> **JOB 1**:
Please condense the paragraph in the schools page that opens with "Fixing the adversarial classroom" into a short bulleted list, keeping its main facts.

> **PAGE EXTRACT**:
Posts Tagged ‘schools’

Watch it, Teach, I know my rights

In a new poll of educators conducted by Public Agenda and commissioned by Common Good, “Nearly 8 in 10 teachers (78%) said students are quick to remind them that they have rights or that their parents can sue.” (Fredreka Schouten, “Study: Pupils pay academic price for unruly classrooms”, Gannett/USA Today, May 11)(more at Common Good: poll, May 11 forum co-sponsored with AEI-Brookings Joint Center for Regulatory Studies, “EdWatch”). More: Tresa Baldas, “The Anaconda in the Chandelier”, National Law Journal, May 19.

U.K.: “Teachers want to sue children for false accusations”

Fixing the adversarial classroom, or just escalating its madness? “Children and parents who maliciously wreck teachers’ careers by false accusations should be forced to pay compensation, the second biggest teachers’ union [in Britain] said yesterday.” The National Association of Schoolmasters Union of Women Teachers “voted to seek a change in the law to allow children to be sued for compensation and forced to pay the money out of future earnings.” (Liz Lightfoot, Daily Telegraph, Apr. 15). “Only 69 of the 1,782 allegations of abuse made by children against NASUWT members in the past 10 years have led to convictions. In 1,378 cases no action was taken at all, the union says.” (Lucy Ward, “Teachers call for right to sue false accusers”, Guardian, Apr. 15).

> **MATERIAL**:
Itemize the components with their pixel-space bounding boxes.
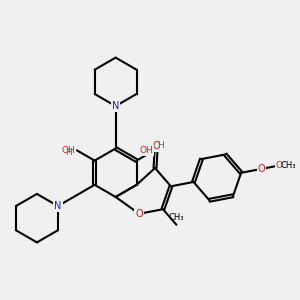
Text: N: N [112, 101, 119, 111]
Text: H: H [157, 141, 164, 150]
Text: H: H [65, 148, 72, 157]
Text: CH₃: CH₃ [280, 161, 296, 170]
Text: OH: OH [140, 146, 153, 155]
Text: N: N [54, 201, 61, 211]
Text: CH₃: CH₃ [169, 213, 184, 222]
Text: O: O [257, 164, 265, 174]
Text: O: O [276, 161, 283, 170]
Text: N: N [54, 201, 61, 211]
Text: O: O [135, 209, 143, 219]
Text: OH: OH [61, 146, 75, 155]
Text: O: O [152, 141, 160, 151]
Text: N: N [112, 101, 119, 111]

...

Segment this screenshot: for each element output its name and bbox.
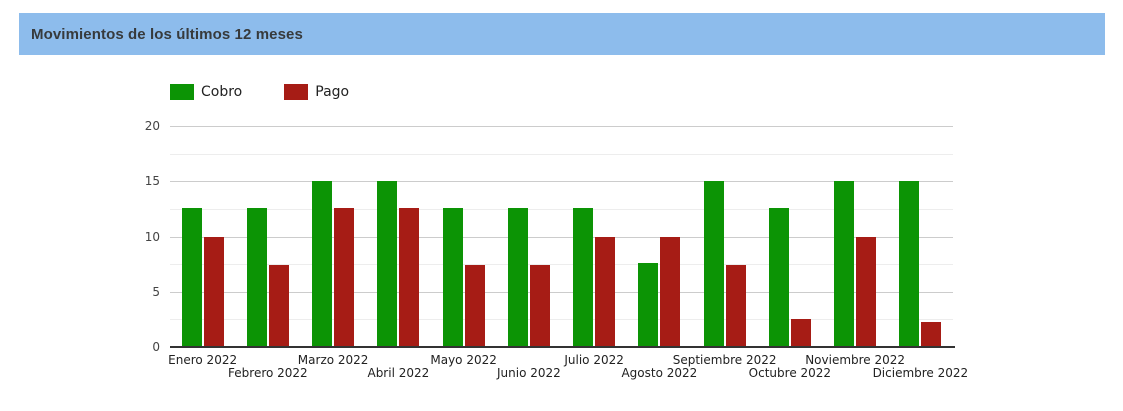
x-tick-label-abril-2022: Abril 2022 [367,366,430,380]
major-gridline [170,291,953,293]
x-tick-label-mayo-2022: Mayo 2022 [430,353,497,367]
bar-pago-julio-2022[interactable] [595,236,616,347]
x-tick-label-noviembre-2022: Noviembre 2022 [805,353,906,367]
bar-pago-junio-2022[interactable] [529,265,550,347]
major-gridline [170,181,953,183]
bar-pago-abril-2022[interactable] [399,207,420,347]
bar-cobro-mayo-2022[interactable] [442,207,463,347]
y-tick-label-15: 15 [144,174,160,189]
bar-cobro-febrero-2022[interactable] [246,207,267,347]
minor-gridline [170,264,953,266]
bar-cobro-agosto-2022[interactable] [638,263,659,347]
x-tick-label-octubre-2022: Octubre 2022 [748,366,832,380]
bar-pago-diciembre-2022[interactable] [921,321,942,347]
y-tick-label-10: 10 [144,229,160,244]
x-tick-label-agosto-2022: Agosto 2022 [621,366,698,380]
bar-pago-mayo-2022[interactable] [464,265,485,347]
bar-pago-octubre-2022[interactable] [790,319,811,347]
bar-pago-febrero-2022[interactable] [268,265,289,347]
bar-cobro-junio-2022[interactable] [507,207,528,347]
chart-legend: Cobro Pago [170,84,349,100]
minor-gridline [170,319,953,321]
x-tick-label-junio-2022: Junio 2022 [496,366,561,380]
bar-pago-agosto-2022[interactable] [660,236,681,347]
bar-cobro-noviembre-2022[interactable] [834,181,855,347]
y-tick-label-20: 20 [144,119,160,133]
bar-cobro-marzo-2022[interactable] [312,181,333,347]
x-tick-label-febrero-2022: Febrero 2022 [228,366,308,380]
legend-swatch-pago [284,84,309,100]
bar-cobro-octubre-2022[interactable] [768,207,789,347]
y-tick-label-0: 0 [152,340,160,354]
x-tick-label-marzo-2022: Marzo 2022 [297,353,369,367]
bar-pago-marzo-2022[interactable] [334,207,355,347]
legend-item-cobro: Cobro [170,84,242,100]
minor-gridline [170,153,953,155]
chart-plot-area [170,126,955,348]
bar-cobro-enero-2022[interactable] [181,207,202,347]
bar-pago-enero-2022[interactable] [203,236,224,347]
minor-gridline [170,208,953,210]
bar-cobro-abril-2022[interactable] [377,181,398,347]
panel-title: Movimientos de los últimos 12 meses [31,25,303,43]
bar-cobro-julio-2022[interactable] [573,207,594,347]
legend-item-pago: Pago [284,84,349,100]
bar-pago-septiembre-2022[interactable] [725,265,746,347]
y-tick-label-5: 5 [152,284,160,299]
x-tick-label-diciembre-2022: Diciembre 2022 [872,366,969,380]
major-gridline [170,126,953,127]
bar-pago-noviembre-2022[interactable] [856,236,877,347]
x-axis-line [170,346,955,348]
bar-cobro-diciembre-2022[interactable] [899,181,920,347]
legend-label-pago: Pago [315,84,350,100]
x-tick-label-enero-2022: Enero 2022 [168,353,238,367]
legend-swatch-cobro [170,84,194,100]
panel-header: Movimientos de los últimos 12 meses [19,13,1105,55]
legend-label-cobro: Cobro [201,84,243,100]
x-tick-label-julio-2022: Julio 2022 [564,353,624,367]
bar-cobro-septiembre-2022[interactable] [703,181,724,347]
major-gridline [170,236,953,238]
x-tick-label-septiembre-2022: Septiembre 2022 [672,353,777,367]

--

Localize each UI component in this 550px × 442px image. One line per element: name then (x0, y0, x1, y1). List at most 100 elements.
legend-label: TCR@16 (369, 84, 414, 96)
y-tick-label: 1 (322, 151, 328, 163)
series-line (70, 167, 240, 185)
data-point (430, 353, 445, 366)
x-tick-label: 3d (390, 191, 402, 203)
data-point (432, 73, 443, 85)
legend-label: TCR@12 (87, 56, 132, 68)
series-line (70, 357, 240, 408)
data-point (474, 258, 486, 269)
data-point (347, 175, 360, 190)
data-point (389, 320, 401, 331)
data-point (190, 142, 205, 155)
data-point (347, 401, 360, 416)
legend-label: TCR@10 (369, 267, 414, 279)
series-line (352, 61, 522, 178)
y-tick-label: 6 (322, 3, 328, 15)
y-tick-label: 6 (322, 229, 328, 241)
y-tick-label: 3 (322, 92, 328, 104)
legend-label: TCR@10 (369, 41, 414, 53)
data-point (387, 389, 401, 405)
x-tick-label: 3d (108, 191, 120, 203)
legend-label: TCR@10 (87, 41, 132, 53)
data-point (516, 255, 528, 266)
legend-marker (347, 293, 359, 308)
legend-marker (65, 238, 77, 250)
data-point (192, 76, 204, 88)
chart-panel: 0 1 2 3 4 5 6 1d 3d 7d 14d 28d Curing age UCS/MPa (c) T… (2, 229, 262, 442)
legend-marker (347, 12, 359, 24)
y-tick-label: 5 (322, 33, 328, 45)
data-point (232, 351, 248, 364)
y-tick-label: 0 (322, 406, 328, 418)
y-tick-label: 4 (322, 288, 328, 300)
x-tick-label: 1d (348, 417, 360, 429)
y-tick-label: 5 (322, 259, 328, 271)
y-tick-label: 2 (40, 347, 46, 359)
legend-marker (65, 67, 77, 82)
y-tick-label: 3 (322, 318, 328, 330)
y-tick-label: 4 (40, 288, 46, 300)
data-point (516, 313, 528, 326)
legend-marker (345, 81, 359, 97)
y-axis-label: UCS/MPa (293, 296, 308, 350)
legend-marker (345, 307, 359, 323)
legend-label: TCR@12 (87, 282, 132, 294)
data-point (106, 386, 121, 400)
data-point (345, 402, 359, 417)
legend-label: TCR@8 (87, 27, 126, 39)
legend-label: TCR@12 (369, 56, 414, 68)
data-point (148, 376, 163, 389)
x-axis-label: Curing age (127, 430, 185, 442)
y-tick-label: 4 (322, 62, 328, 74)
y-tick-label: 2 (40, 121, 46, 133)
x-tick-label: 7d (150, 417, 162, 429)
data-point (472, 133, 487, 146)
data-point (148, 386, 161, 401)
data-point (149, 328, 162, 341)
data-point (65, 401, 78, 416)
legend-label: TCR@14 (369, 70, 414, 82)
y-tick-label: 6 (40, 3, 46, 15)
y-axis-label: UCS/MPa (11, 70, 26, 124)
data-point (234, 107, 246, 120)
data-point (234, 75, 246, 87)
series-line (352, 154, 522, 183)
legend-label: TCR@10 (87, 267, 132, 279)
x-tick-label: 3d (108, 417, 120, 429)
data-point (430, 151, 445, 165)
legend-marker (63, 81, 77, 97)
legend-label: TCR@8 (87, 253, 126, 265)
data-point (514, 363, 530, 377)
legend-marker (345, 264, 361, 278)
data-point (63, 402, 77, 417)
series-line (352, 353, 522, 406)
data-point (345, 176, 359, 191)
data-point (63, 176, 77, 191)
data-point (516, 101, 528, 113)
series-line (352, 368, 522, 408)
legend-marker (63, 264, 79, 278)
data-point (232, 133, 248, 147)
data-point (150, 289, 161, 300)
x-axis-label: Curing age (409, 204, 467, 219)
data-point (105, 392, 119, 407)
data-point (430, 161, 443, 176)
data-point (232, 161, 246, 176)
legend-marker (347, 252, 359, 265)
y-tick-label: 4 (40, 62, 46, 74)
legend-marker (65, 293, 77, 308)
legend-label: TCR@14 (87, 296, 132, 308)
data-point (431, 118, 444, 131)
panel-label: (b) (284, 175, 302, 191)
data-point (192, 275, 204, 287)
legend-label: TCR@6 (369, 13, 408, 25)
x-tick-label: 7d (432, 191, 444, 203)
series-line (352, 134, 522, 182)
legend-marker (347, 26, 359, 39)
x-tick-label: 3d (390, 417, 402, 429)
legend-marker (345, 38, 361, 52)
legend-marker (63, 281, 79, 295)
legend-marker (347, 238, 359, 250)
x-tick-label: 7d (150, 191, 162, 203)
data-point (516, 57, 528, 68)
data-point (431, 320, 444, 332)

> **JOB 2**:
Lay out the listing lines as a JSON list of strings, one string per line and no blank lines. Begin at the line that has "x-tick-label-abril-2022: Abril 2022" and stop after the line that has "major-gridline [170,126,953,127]".

> **FINAL RESULT 1**:
- The NASUWT, Britain's second biggest teachers' union, said that children and parents who maliciously wreck teachers' careers with false accusations should be forced to pay compensation.
- The union voted to seek a change in the law so that children could be sued for compensation and made to pay it out of future earnings (Daily Telegraph, Apr. 15).
- Over the past 10 years, children made 1,782 allegations of abuse against NASUWT members. Only 69 led to convictions, and in 1,378 cases no action was taken at all (Guardian, Apr. 15).

> **FINAL RESULT 2**:
[
  "x-tick-label-abril-2022: Abril 2022 [367,366,430,380]",
  "major-gridline [170,291,953,293]",
  "x-tick-label-mayo-2022: Mayo 2022 [430,353,497,367]",
  "bar-pago-julio-2022[interactable] [595,236,616,347]",
  "x-tick-label-noviembre-2022: Noviembre 2022 [805,353,906,367]",
  "bar-pago-junio-2022[interactable] [529,265,550,347]",
  "major-gridline [170,181,953,183]",
  "bar-pago-abril-2022[interactable] [399,207,420,347]",
  "bar-cobro-mayo-2022[interactable] [442,207,463,347]",
  "y-tick-label-15: 15 [144,174,160,189]",
  "bar-cobro-febrero-2022[interactable] [246,207,267,347]",
  "minor-gridline [170,264,953,266]",
  "bar-cobro-agosto-2022[interactable] [638,263,659,347]",
  "x-tick-label-octubre-2022: Octubre 2022 [748,366,832,380]",
  "bar-pago-diciembre-2022[interactable] [921,321,942,347]",
  "y-tick-label-10: 10 [144,229,160,244]",
  "x-tick-label-agosto-2022: Agosto 2022 [621,366,698,380]",
  "bar-pago-mayo-2022[interactable] [464,265,485,347]",
  "bar-pago-octubre-2022[interactable] [790,319,811,347]",
  "bar-pago-febrero-2022[interactable] [268,265,289,347]",
  "bar-cobro-junio-2022[interactable] [507,207,528,347]",
  "chart-legend: Cobro Pago [170,84,349,100]",
  "minor-gridline [170,319,953,321]",
  "x-tick-label-junio-2022: Junio 2022 [496,366,561,380]",
  "bar-pago-agosto-2022[interactable] [660,236,681,347]",
  "bar-cobro-noviembre-2022[interactable] [834,181,855,347]",
  "y-tick-label-20: 20 [144,119,160,133]",
  "bar-cobro-marzo-2022[interactable] [312,181,333,347]",
  "x-tick-label-febrero-2022: Febrero 2022 [228,366,308,380]",
  "legend-swatch-pago [284,84,309,100]",
  "bar-cobro-octubre-2022[interactable] [768,207,789,347]",
  "y-tick-label-0: 0 [152,340,160,354]",
  "x-tick-label-marzo-2022: Marzo 2022 [297,353,369,367]",
  "bar-pago-marzo-2022[interactable] [334,207,355,347]",
  "legend-item-cobro: Cobro [170,84,242,100]",
  "minor-gridline [170,153,953,155]",
  "chart-plot-area [170,126,955,348]",
  "bar-cobro-enero-2022[interactable] [181,207,202,347]",
  "bar-pago-enero-2022[interactable] [203,236,224,347]",
  "minor-gridline [170,208,953,210]",
  "bar-cobro-abril-2022[interactable] [377,181,398,347]",
  "panel-title: Movimientos de los últimos 12 meses [31,25,303,43]",
  "bar-cobro-julio-2022[interactable] [573,207,594,347]",
  "legend-item-pago: Pago [284,84,349,100]",
  "bar-pago-septiembre-2022[interactable] [725,265,746,347]",
  "y-tick-label-5: 5 [152,284,160,299]",
  "x-tick-label-diciembre-2022: Diciembre 2022 [872,366,969,380]",
  "major-gridline [170,126,953,127]"
]